Brief
Return all lines with the word "Fleet" in them.

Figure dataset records
***

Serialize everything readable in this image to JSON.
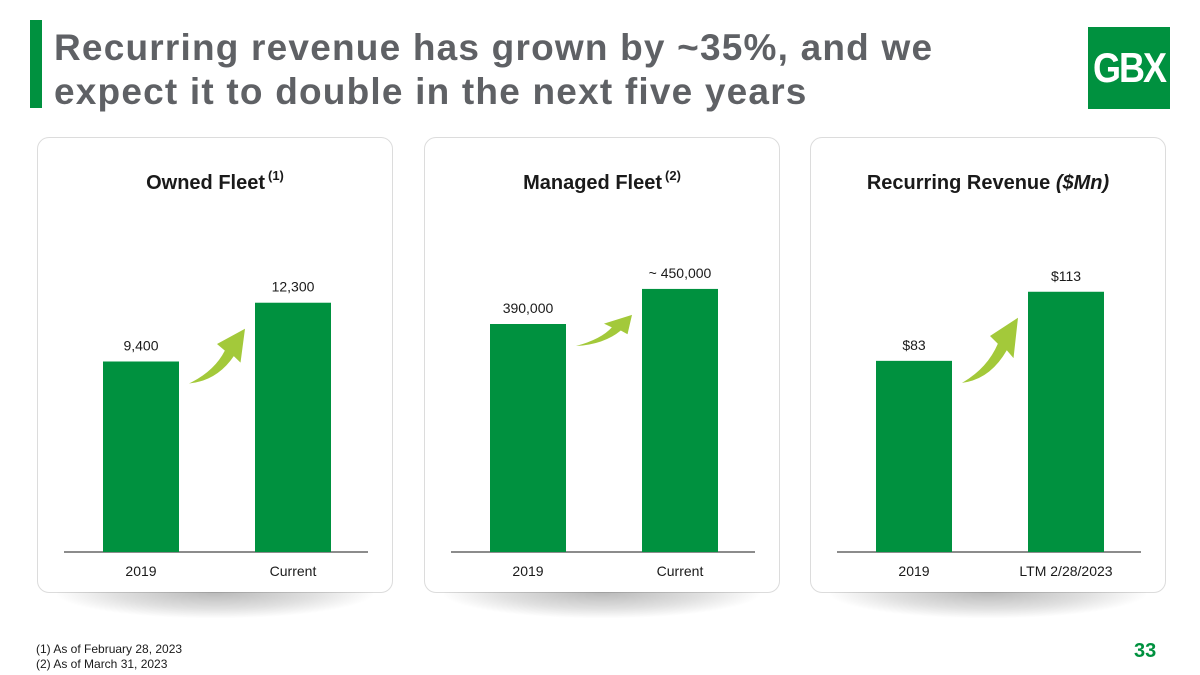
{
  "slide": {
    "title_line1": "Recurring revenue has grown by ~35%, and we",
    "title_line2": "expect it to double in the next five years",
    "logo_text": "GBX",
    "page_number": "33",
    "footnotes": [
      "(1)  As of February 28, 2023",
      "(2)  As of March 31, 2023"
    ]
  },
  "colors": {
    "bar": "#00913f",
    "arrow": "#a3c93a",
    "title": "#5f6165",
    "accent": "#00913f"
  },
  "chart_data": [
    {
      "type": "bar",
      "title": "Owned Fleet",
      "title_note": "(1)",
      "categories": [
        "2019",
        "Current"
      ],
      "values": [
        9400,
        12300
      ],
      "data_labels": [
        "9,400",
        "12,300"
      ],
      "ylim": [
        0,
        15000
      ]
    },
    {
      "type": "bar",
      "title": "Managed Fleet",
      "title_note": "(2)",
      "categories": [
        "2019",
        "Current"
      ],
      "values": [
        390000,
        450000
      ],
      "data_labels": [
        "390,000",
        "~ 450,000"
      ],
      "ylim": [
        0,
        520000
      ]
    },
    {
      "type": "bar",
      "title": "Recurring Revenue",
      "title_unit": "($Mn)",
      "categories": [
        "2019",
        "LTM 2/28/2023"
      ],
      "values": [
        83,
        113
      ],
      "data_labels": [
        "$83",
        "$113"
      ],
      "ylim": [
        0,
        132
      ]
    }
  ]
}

***

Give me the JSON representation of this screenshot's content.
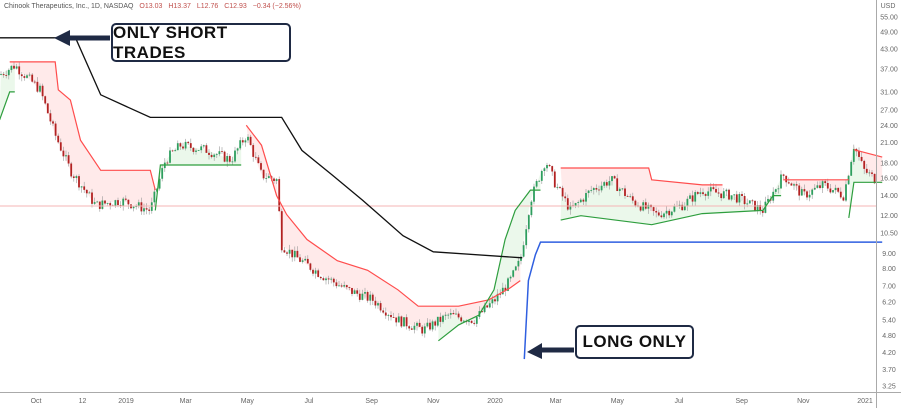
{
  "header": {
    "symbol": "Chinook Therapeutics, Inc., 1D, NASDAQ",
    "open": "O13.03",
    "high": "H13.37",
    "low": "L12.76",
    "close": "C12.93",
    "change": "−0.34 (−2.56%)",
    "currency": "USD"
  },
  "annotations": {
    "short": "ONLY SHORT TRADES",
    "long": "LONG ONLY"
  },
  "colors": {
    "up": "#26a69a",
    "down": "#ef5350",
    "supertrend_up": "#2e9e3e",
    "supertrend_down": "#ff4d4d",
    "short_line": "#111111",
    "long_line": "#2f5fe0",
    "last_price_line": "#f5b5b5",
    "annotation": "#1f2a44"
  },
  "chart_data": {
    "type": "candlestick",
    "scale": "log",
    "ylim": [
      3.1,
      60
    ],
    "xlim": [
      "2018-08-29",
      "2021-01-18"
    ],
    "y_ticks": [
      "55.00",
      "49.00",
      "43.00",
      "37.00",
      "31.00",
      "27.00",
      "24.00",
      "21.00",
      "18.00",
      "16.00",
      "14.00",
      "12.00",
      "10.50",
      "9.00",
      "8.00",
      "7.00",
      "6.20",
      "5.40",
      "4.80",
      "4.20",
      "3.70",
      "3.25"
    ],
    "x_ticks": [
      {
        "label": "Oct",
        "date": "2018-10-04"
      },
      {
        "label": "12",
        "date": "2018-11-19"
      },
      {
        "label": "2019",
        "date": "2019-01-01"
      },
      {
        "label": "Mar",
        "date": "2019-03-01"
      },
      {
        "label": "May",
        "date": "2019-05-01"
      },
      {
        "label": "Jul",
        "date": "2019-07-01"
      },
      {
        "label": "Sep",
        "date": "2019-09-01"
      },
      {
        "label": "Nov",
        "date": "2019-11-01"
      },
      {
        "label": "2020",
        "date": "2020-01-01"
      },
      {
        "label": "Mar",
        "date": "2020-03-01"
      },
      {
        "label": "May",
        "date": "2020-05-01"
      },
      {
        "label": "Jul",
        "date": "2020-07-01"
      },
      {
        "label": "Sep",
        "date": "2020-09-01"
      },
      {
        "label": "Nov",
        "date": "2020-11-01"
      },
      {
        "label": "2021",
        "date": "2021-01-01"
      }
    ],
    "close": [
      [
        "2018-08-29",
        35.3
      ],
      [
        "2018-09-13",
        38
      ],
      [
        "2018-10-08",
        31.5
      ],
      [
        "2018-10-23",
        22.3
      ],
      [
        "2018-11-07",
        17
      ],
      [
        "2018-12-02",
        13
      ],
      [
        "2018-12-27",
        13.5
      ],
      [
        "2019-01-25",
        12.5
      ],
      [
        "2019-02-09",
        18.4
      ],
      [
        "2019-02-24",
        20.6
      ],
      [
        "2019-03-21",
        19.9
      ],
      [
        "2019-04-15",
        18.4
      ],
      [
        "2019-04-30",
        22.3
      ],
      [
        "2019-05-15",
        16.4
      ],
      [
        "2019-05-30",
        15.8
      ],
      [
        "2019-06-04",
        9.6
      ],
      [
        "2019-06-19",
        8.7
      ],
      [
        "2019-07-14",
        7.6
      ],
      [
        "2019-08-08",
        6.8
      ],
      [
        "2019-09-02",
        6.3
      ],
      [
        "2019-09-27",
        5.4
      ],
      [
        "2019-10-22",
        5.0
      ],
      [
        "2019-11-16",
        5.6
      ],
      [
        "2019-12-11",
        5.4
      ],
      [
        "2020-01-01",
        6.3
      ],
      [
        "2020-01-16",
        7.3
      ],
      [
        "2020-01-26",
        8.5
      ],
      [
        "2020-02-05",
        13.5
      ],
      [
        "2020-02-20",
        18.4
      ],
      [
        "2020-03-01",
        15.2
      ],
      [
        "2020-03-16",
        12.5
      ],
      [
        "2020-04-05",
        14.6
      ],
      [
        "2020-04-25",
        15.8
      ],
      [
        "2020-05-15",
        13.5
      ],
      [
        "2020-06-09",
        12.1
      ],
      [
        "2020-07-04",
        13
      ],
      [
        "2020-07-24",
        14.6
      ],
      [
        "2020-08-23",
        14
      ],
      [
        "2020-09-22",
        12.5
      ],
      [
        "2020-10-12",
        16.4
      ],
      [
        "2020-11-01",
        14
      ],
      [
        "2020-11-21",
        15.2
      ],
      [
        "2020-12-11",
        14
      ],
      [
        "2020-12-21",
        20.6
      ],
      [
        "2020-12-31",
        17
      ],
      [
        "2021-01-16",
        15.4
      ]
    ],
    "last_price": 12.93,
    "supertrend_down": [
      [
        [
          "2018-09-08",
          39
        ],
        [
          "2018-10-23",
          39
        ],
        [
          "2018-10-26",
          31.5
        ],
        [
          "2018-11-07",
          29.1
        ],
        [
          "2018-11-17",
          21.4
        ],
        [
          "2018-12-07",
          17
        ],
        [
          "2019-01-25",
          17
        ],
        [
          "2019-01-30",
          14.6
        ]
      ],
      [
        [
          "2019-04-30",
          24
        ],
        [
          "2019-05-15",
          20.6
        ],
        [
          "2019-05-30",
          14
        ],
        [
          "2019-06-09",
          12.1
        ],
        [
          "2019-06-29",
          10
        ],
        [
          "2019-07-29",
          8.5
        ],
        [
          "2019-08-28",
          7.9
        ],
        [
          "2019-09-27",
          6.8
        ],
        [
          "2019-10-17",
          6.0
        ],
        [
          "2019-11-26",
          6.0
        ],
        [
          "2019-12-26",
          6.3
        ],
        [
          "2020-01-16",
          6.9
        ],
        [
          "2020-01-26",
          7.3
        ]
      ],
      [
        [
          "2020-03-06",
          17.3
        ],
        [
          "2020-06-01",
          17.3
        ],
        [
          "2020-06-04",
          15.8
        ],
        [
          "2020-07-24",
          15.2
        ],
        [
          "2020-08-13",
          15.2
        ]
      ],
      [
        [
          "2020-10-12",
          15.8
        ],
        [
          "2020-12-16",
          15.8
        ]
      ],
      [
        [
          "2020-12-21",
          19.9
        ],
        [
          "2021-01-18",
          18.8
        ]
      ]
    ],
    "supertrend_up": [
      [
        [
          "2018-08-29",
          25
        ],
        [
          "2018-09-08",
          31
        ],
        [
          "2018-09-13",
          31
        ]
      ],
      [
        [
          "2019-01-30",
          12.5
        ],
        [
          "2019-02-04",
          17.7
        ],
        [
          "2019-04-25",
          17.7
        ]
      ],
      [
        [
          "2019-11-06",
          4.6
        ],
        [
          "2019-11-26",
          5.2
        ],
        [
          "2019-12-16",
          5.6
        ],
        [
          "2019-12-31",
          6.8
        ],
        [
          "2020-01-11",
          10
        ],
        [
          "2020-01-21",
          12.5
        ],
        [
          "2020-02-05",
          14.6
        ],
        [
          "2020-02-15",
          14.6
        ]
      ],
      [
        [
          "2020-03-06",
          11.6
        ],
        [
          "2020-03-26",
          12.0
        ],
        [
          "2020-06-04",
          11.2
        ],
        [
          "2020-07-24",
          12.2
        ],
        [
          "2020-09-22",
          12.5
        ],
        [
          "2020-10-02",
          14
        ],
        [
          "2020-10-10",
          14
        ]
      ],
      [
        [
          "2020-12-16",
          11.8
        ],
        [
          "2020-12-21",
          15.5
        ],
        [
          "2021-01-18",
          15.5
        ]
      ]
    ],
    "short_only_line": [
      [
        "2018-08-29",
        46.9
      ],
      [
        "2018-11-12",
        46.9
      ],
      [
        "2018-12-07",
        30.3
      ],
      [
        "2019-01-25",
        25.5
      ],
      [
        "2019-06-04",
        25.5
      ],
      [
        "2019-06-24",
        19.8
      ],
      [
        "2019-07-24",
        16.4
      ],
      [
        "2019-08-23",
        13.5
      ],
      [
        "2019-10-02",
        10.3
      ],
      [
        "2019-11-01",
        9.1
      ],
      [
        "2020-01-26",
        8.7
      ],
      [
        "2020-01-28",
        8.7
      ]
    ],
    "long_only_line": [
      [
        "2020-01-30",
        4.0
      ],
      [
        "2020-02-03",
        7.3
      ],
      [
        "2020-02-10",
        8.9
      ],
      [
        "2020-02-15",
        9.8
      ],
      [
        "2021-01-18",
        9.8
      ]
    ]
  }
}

***

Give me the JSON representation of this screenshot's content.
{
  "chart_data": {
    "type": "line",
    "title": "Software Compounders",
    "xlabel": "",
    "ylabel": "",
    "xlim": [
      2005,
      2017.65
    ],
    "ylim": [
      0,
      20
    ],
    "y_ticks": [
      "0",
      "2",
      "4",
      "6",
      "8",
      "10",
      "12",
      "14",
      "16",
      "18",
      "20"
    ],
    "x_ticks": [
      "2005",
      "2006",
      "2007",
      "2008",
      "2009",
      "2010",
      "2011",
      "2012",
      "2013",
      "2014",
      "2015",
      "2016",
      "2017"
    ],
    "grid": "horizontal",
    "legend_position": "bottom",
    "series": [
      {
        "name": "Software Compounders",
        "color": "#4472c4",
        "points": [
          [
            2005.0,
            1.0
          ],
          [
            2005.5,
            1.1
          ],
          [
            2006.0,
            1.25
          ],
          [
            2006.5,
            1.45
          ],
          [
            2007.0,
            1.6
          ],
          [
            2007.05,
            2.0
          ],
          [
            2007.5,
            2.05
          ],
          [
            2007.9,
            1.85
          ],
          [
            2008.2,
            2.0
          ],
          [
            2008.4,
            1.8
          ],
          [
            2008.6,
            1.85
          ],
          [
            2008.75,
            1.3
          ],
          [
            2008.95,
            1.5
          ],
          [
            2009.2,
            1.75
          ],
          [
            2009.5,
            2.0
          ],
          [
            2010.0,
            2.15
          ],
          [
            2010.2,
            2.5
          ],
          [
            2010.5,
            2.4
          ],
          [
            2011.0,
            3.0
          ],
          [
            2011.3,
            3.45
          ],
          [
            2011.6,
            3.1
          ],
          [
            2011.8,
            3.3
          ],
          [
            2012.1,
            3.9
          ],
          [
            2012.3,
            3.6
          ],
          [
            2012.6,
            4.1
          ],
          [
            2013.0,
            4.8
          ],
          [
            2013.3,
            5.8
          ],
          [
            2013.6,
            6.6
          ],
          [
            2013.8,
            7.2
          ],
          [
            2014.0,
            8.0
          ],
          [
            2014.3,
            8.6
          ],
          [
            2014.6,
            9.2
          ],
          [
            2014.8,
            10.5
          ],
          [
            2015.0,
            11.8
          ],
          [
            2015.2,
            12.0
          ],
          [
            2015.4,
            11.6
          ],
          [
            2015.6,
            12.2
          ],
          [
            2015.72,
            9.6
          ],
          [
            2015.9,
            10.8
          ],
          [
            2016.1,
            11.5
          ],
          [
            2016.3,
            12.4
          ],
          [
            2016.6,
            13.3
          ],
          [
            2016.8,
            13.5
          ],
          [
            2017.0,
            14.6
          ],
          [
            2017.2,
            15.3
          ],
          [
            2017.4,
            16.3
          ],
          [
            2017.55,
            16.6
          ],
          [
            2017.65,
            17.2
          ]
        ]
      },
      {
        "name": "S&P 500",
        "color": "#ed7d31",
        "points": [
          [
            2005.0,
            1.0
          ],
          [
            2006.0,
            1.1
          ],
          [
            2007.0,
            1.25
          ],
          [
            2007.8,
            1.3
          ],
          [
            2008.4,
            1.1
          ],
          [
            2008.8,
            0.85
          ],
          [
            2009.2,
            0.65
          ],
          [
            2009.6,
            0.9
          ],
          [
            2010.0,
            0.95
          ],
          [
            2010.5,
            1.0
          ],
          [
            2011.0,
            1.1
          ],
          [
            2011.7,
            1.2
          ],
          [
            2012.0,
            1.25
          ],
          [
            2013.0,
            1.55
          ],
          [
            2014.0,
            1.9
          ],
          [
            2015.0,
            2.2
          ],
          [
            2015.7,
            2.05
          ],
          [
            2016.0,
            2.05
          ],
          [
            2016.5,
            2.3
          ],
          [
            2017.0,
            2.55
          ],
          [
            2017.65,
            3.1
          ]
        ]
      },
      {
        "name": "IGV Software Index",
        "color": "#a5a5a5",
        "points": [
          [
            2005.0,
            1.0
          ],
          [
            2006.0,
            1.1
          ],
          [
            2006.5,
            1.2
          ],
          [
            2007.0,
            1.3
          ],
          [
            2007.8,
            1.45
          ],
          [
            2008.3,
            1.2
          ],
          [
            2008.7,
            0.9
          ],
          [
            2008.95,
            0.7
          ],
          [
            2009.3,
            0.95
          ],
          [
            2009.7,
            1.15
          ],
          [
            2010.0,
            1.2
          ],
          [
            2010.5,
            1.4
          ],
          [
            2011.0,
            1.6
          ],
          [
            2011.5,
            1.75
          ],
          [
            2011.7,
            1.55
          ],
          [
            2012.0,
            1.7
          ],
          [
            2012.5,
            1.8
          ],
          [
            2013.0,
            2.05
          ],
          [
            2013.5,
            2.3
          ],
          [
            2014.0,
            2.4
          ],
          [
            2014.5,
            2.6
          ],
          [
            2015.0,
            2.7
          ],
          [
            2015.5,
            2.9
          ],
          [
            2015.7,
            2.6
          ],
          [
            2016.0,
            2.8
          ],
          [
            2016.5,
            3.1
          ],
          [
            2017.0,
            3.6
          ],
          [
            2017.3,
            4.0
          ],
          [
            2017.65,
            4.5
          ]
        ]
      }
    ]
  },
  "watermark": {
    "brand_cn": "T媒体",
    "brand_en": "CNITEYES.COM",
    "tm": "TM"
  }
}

***

Solution
      "title": "Owned Fleet",
      "title": "Managed Fleet",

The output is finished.